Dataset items
============

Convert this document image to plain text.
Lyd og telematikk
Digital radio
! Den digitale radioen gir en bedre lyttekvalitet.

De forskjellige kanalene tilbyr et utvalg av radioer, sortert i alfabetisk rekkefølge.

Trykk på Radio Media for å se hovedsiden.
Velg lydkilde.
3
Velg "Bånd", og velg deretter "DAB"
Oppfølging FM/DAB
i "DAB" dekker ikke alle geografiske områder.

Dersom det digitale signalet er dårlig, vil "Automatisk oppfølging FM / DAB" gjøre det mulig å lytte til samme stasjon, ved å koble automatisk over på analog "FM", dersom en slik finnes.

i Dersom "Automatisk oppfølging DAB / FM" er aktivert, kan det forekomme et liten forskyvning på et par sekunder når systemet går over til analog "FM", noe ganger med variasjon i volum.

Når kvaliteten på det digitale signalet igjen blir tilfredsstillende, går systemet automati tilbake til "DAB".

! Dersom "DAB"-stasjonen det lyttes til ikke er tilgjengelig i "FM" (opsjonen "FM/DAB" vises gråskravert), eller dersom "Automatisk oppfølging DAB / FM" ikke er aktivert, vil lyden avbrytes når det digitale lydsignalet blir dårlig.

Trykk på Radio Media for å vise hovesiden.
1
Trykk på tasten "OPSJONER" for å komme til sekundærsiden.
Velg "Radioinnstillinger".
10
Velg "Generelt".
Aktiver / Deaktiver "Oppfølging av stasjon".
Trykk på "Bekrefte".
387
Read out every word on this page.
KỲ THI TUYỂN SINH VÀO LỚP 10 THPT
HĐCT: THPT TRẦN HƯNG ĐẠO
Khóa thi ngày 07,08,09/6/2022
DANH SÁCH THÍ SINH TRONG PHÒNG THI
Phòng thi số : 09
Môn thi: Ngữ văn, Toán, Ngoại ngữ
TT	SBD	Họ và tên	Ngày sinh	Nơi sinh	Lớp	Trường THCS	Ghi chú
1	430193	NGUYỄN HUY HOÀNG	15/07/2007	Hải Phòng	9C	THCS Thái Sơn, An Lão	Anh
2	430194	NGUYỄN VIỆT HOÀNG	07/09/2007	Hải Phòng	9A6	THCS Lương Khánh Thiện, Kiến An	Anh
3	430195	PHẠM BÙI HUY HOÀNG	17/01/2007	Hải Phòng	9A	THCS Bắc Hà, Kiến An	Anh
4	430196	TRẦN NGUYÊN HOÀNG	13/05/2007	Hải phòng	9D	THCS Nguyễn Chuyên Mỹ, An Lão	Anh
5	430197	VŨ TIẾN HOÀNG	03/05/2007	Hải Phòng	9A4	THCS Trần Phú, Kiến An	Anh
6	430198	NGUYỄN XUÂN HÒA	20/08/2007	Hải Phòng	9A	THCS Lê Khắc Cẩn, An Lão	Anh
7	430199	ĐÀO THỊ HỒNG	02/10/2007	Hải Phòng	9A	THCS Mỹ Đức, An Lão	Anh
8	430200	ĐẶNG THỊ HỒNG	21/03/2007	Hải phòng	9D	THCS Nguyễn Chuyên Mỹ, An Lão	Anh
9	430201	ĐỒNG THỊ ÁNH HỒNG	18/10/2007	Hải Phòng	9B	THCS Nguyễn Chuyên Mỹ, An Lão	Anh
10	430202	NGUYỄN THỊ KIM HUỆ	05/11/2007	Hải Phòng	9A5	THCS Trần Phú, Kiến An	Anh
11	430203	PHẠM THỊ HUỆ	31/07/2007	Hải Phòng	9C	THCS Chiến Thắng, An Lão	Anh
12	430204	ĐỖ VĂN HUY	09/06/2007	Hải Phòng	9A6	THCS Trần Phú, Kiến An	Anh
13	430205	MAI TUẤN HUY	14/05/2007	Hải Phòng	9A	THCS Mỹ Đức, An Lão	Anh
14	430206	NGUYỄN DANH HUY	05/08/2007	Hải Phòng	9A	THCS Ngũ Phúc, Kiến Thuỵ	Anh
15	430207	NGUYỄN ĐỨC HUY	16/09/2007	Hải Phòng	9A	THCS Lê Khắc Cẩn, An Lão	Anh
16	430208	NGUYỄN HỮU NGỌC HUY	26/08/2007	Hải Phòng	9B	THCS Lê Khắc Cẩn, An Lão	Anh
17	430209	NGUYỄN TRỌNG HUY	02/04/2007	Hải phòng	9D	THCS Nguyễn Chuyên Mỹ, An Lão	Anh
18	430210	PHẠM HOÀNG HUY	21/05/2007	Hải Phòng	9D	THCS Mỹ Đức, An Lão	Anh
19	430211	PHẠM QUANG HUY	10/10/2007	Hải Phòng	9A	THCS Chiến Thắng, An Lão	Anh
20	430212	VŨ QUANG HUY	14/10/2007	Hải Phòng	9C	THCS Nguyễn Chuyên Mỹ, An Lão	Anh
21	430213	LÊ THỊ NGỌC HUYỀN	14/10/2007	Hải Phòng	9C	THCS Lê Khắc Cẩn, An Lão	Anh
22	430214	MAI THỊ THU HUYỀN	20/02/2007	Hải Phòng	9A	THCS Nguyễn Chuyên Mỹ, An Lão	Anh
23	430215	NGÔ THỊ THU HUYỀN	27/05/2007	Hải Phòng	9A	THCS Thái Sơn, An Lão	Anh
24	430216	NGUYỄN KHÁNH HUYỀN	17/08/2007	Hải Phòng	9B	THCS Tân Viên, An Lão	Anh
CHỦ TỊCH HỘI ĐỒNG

============

--- Work to do ---
Every line of the records above needs to be given again exactly.

--- Solution to the problem ---
Convert this document image to plain text.
Lyd og telematikk
Digital radio
! Den digitale radioen gir en bedre lyttekvalitet.

De forskjellige kanalene tilbyr et utvalg av radioer, sortert i alfabetisk rekkefølge.

Trykk på Radio Media for å se hovedsiden.
Velg lydkilde.
3
Velg "Bånd", og velg deretter "DAB"
Oppfølging FM/DAB
i "DAB" dekker ikke alle geografiske områder.

Dersom det digitale signalet er dårlig, vil "Automatisk oppfølging FM / DAB" gjøre det mulig å lytte til samme stasjon, ved å koble automatisk over på analog "FM", dersom en slik finnes.

i Dersom "Automatisk oppfølging DAB / FM" er aktivert, kan det forekomme et liten forskyvning på et par sekunder når systemet går over til analog "FM", noe ganger med variasjon i volum.

Når kvaliteten på det digitale signalet igjen blir tilfredsstillende, går systemet automati tilbake til "DAB".

! Dersom "DAB"-stasjonen det lyttes til ikke er tilgjengelig i "FM" (opsjonen "FM/DAB" vises gråskravert), eller dersom "Automatisk oppfølging DAB / FM" ikke er aktivert, vil lyden avbrytes når det digitale lydsignalet blir dårlig.

Trykk på Radio Media for å vise hovesiden.
1
Trykk på tasten "OPSJONER" for å komme til sekundærsiden.
Velg "Radioinnstillinger".
10
Velg "Generelt".
Aktiver / Deaktiver "Oppfølging av stasjon".
Trykk på "Bekrefte".
387
Read out every word on this page.
KỲ THI TUYỂN SINH VÀO LỚP 10 THPT
HĐCT: THPT TRẦN HƯNG ĐẠO
Khóa thi ngày 07,08,09/6/2022
DANH SÁCH THÍ SINH TRONG PHÒNG THI
Phòng thi số : 09
Môn thi: Ngữ văn, Toán, Ngoại ngữ
TT	SBD	Họ và tên	Ngày sinh	Nơi sinh	Lớp	Trường THCS	Ghi chú
1	430193	NGUYỄN HUY HOÀNG	15/07/2007	Hải Phòng	9C	THCS Thái Sơn, An Lão	Anh
2	430194	NGUYỄN VIỆT HOÀNG	07/09/2007	Hải Phòng	9A6	THCS Lương Khánh Thiện, Kiến An	Anh
3	430195	PHẠM BÙI HUY HOÀNG	17/01/2007	Hải Phòng	9A	THCS Bắc Hà, Kiến An	Anh
4	430196	TRẦN NGUYÊN HOÀNG	13/05/2007	Hải phòng	9D	THCS Nguyễn Chuyên Mỹ, An Lão	Anh
5	430197	VŨ TIẾN HOÀNG	03/05/2007	Hải Phòng	9A4	THCS Trần Phú, Kiến An	Anh
6	430198	NGUYỄN XUÂN HÒA	20/08/2007	Hải Phòng	9A	THCS Lê Khắc Cẩn, An Lão	Anh
7	430199	ĐÀO THỊ HỒNG	02/10/2007	Hải Phòng	9A	THCS Mỹ Đức, An Lão	Anh
8	430200	ĐẶNG THỊ HỒNG	21/03/2007	Hải phòng	9D	THCS Nguyễn Chuyên Mỹ, An Lão	Anh
9	430201	ĐỒNG THỊ ÁNH HỒNG	18/10/2007	Hải Phòng	9B	THCS Nguyễn Chuyên Mỹ, An Lão	Anh
10	430202	NGUYỄN THỊ KIM HUỆ	05/11/2007	Hải Phòng	9A5	THCS Trần Phú, Kiến An	Anh
11	430203	PHẠM THỊ HUỆ	31/07/2007	Hải Phòng	9C	THCS Chiến Thắng, An Lão	Anh
12	430204	ĐỖ VĂN HUY	09/06/2007	Hải Phòng	9A6	THCS Trần Phú, Kiến An	Anh
13	430205	MAI TUẤN HUY	14/05/2007	Hải Phòng	9A	THCS Mỹ Đức, An Lão	Anh
14	430206	NGUYỄN DANH HUY	05/08/2007	Hải Phòng	9A	THCS Ngũ Phúc, Kiến Thuỵ	Anh
15	430207	NGUYỄN ĐỨC HUY	16/09/2007	Hải Phòng	9A	THCS Lê Khắc Cẩn, An Lão	Anh
16	430208	NGUYỄN HỮU NGỌC HUY	26/08/2007	Hải Phòng	9B	THCS Lê Khắc Cẩn, An Lão	Anh
17	430209	NGUYỄN TRỌNG HUY	02/04/2007	Hải phòng	9D	THCS Nguyễn Chuyên Mỹ, An Lão	Anh
18	430210	PHẠM HOÀNG HUY	21/05/2007	Hải Phòng	9D	THCS Mỹ Đức, An Lão	Anh
19	430211	PHẠM QUANG HUY	10/10/2007	Hải Phòng	9A	THCS Chiến Thắng, An Lão	Anh
20	430212	VŨ QUANG HUY	14/10/2007	Hải Phòng	9C	THCS Nguyễn Chuyên Mỹ, An Lão	Anh
21	430213	LÊ THỊ NGỌC HUYỀN	14/10/2007	Hải Phòng	9C	THCS Lê Khắc Cẩn, An Lão	Anh
22	430214	MAI THỊ THU HUYỀN	20/02/2007	Hải Phòng	9A	THCS Nguyễn Chuyên Mỹ, An Lão	Anh
23	430215	NGÔ THỊ THU HUYỀN	27/05/2007	Hải Phòng	9A	THCS Thái Sơn, An Lão	Anh
24	430216	NGUYỄN KHÁNH HUYỀN	17/08/2007	Hải Phòng	9B	THCS Tân Viên, An Lão	Anh
CHỦ TỊCH HỘI ĐỒNG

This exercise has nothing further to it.